■ Aufgaben ■
1. Fasse im Artikel über das 9-Euro-Ticket den Absatz, der mit „Am Freitag startet der Vorverkauf“ beginnt, als kurze Stichpunktliste zusammen. Die wichtigsten Fakten sollen erhalten bleiben.
2. Ab wann und wie lange gilt das 9-Euro-Ticket laut dem Artikel über das 9-Euro-Ticket?
3. Führe den Artikel über das 9-Euro-Ticket im Kreis Segeberg nach seinem letzten Satz weiter.

Kreis Segeberg. Vorverkauf für das 9-Euro-Ticket in der Metropolregion beginnt. Mit was die Verkehrsbetriebe im Kreis Segeberg rechnen.

Am Freitag startet der Vorverkauf beim HVV, am Montag dann auch beim Verbund Nah.SH – die Einführung des 9-Euro-Monatstickets, also der bundesweiten Flatrate für den Nah- und Regionalverkehr, rückt immer näher. Ab 1. Juni wird diese für drei Monate gelten. So sollen Menschen dazu animiert werden, den ÖPNV zu nutzen und möglichst oft auf den eigenen Pkw zu verzichten. Egal ob nun als Pendlerinnen und Pendler, zum Feiern auf den Kiez oder für Ausflüge.

■ Gespeicherte Daten ■
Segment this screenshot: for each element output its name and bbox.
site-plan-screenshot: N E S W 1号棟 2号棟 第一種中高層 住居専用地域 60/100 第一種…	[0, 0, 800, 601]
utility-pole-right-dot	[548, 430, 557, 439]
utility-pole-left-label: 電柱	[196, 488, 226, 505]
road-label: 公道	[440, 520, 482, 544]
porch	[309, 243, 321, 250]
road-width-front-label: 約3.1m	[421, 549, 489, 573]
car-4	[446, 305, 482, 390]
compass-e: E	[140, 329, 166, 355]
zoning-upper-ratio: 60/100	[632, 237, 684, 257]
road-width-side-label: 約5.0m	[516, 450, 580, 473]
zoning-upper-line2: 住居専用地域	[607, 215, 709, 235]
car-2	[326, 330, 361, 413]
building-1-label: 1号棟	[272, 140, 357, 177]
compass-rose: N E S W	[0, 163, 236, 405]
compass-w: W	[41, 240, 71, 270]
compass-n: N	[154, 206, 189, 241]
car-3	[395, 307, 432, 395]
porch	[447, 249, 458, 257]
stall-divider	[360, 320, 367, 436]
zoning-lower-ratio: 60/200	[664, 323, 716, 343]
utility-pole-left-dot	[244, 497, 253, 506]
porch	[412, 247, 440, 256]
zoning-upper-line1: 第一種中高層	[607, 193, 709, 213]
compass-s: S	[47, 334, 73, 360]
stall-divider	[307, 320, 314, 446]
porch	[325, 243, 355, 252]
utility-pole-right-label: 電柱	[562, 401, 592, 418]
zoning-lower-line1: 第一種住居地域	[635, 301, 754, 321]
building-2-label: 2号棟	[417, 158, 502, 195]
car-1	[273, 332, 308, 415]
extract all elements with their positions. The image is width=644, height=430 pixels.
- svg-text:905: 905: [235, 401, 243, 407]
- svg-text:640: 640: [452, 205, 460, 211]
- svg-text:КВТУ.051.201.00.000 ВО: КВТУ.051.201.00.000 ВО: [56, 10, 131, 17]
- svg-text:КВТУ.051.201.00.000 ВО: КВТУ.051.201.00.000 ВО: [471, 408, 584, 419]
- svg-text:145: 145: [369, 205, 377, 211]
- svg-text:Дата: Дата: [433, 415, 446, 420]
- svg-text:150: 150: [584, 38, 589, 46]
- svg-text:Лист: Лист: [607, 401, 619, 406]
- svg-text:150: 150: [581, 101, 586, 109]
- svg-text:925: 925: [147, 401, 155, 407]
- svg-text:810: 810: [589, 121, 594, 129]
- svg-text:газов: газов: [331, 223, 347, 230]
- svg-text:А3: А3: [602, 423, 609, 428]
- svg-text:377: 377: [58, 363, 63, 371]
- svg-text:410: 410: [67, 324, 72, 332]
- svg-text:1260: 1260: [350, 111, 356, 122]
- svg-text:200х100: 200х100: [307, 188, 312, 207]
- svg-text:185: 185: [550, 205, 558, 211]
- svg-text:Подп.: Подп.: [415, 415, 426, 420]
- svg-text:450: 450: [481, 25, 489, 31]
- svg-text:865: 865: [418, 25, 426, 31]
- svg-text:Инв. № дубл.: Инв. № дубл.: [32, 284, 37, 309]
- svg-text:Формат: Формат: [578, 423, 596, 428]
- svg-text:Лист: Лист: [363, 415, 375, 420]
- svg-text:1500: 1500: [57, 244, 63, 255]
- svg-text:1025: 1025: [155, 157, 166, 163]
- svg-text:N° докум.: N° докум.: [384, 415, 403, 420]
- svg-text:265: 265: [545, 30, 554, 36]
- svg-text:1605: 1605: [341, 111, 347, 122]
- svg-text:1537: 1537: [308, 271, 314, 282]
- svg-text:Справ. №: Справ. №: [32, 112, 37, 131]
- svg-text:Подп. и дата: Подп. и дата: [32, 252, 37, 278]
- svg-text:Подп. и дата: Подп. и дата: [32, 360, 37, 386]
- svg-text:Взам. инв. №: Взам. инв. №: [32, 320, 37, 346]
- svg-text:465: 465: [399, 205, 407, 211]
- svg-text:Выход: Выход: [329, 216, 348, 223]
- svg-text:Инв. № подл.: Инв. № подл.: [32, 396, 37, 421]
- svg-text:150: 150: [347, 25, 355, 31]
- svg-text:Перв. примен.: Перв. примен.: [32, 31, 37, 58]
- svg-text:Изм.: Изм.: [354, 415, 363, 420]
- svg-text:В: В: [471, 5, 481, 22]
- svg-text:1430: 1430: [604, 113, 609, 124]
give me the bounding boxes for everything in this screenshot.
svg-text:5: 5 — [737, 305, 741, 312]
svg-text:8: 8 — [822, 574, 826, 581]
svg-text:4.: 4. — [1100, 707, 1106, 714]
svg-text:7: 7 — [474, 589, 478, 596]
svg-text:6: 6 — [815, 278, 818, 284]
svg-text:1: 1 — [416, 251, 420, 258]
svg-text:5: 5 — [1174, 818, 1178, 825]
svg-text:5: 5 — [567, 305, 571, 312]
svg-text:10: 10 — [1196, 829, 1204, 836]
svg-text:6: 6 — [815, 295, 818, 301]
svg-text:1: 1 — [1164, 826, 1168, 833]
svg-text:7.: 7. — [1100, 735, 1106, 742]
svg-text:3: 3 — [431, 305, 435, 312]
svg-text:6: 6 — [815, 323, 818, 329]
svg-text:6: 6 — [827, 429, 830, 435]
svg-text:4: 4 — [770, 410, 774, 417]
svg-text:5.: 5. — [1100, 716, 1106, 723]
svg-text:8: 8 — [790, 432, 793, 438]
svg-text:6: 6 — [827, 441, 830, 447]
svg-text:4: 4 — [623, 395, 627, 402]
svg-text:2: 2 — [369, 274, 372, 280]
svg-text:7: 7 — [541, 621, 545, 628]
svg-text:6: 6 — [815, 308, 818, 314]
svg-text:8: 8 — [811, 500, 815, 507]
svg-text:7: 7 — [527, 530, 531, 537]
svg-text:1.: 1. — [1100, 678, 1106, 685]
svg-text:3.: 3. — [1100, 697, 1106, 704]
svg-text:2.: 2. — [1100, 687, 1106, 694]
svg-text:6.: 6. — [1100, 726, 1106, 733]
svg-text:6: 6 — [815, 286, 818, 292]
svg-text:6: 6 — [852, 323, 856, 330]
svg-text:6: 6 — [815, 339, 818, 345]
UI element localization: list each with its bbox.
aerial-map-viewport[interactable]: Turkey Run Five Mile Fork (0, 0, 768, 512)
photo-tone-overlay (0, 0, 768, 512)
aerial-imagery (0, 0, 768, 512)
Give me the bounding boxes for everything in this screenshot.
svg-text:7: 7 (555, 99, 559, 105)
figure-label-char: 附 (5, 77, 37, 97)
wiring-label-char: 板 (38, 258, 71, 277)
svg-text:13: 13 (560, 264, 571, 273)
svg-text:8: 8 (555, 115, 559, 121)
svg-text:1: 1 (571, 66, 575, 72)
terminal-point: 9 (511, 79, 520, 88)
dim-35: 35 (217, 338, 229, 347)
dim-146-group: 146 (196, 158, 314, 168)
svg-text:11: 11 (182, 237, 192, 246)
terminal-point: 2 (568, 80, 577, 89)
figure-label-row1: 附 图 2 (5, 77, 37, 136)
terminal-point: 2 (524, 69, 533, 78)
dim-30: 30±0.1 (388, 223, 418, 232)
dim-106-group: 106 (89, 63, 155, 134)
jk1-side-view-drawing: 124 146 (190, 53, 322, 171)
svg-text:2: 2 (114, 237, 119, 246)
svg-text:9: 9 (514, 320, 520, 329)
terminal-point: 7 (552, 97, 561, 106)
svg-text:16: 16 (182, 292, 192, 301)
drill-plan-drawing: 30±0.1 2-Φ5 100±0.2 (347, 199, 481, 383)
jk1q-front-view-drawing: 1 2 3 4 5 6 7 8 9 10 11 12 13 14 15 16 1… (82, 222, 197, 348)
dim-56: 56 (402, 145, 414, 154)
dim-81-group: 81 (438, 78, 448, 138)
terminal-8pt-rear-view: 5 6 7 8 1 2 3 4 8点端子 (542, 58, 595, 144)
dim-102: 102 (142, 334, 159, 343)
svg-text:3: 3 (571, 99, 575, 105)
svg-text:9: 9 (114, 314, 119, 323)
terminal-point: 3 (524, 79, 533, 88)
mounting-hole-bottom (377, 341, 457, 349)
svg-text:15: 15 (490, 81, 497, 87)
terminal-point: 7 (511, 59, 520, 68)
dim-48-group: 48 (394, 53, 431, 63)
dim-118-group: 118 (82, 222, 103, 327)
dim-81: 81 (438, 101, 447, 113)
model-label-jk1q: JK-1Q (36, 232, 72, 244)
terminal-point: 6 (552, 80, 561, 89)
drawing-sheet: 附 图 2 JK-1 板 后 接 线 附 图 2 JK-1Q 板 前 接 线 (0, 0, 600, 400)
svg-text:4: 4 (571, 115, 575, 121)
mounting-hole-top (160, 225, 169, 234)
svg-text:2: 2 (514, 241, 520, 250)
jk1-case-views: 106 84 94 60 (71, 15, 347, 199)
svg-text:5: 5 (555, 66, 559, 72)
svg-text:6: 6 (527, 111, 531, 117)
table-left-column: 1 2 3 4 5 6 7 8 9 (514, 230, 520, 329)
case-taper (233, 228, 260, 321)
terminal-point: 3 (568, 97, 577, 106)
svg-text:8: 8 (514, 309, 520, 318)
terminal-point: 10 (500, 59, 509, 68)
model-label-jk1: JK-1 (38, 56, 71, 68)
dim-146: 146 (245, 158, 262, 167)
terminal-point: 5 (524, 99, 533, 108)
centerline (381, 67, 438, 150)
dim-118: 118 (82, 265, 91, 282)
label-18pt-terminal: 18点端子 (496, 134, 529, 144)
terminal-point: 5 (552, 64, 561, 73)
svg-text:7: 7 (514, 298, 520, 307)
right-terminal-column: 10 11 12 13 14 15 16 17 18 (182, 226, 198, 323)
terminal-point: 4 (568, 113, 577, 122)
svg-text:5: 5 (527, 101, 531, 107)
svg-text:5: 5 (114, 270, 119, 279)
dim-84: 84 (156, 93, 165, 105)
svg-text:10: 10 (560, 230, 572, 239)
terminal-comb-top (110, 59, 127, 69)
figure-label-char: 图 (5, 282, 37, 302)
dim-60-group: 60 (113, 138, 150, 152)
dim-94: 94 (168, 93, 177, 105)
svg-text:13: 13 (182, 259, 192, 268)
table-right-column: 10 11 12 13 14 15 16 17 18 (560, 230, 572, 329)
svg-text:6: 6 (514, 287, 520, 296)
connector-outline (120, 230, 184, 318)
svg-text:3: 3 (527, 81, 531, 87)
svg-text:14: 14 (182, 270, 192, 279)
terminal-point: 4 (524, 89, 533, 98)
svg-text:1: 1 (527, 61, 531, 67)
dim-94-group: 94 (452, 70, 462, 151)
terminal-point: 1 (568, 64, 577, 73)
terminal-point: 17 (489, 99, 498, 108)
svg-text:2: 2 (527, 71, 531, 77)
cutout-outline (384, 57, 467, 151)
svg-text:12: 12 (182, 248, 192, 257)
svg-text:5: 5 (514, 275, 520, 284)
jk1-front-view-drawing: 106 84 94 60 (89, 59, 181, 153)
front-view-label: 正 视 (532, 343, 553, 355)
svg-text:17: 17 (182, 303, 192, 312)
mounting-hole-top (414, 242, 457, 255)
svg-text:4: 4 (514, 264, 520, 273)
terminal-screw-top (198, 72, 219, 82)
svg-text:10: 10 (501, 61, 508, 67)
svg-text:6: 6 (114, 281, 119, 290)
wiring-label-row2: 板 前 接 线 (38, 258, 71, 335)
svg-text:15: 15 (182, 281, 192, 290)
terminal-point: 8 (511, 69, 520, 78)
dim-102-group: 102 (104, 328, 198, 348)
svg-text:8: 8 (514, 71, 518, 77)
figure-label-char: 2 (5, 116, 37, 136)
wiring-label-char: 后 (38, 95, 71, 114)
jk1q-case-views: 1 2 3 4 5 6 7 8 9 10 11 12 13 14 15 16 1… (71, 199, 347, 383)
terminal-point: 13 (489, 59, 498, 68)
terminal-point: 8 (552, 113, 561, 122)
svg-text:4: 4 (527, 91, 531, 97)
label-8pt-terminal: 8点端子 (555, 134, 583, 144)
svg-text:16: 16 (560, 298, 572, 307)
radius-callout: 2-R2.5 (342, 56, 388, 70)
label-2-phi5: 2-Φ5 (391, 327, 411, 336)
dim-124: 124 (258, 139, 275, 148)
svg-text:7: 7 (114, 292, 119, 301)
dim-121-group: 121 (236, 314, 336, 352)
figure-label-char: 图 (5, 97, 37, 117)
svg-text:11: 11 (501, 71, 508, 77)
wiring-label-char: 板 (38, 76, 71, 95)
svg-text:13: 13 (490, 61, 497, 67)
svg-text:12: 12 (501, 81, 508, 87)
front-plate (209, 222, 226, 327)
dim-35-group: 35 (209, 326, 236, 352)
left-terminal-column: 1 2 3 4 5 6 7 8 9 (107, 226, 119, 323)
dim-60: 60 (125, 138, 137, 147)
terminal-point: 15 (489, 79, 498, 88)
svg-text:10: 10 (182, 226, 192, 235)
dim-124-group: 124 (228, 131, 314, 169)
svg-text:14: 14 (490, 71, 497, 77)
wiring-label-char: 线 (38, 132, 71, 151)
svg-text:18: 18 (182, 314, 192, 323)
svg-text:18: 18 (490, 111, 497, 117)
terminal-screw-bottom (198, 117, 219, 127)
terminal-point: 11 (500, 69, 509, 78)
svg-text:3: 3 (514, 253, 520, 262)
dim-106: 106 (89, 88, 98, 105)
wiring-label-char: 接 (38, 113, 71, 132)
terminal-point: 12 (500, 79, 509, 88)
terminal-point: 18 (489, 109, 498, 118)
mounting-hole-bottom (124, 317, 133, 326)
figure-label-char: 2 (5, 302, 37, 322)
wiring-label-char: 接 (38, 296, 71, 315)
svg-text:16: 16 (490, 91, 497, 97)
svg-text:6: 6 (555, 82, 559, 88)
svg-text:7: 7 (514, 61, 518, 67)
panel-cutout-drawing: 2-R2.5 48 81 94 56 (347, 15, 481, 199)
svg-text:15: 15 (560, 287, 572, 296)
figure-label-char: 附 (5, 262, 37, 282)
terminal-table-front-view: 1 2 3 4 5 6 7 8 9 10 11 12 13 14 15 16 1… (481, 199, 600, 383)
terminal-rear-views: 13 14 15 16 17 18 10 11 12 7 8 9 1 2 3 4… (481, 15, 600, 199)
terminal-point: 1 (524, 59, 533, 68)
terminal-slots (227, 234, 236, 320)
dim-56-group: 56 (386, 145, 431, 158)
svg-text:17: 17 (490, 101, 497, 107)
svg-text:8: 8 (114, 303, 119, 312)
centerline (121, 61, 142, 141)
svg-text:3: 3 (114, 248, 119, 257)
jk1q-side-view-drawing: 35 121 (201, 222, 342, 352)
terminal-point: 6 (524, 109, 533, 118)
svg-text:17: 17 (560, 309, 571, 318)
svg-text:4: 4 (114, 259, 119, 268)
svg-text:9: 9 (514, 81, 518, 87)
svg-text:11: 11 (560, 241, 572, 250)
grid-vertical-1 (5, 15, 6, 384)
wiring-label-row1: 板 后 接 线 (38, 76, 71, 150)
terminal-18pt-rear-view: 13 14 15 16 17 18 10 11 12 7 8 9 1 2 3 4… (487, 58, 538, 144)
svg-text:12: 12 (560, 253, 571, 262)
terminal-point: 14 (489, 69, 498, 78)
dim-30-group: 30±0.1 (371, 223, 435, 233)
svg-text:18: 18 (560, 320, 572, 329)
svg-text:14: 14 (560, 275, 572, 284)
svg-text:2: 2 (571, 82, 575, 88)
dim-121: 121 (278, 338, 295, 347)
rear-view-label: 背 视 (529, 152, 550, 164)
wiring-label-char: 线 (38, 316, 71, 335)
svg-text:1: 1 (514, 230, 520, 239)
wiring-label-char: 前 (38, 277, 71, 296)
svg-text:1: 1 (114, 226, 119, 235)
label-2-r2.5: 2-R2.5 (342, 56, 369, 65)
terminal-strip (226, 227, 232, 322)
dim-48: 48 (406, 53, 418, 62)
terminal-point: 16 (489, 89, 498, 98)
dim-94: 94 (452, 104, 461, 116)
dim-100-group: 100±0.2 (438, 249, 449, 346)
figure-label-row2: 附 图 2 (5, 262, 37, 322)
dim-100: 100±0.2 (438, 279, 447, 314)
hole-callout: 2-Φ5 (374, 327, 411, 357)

■ Antworten je Aufgabe ■
1.
- Vorverkauf: am Freitag beim HVV, am Montag beim Verbund Nah.SH
- 9-Euro-Monatsticket: bundesweite Flatrate für den Nah- und Regionalverkehr
- Gültigkeit: ab 1. Juni für drei Monate
- Ziel: Menschen sollen den ÖPNV nutzen und möglichst oft auf das eigene Auto verzichten, ob beim Pendeln, zum Feiern auf dem Kiez oder für Ausflüge

2. Ab dem 1. Juni für drei Monate.

3.
Welche Auswirkungen das in der Praxis in der Metropolregion haben wird – weiß niemand. Claudius Mozer ist Geschäftsführer der SVG, also der Südwestholstein-ÖPNV-Verwaltungsgemeinschaft der Kreise Segeberg, Pinneberg und Dithmarschen mit Sitz in Norderstedt. Sie plant, steuert und finanziert den Nahverkehr, arbeitet eng zusammen mit dem HVV und mit Nah.SH. „Es ist ein riesengroßes Experiment. Wir sind gespannt auf die Erfahrungen, die wir machen werden. Ich bin geneigt, das eher positiv zu sehen“, sagt Mozer. „Wir sind im HVV, wozu wir vollumfänglich gehören, immer noch bei einem Nachfragevolumen von 80 Prozent des letzten Vor-Corona-Jahres 2019. Es ist eine großangelegte Marketing-Aktion, die uns dabei helfen kann, die letzten 20 Prozent zurückzugewinnen.“ Und, natürlich: „Langfristig wollen wir viel mehr erreichen.“ Mehr ÖPNV statt Individualverkehr, Stichwort Mobilitätswende.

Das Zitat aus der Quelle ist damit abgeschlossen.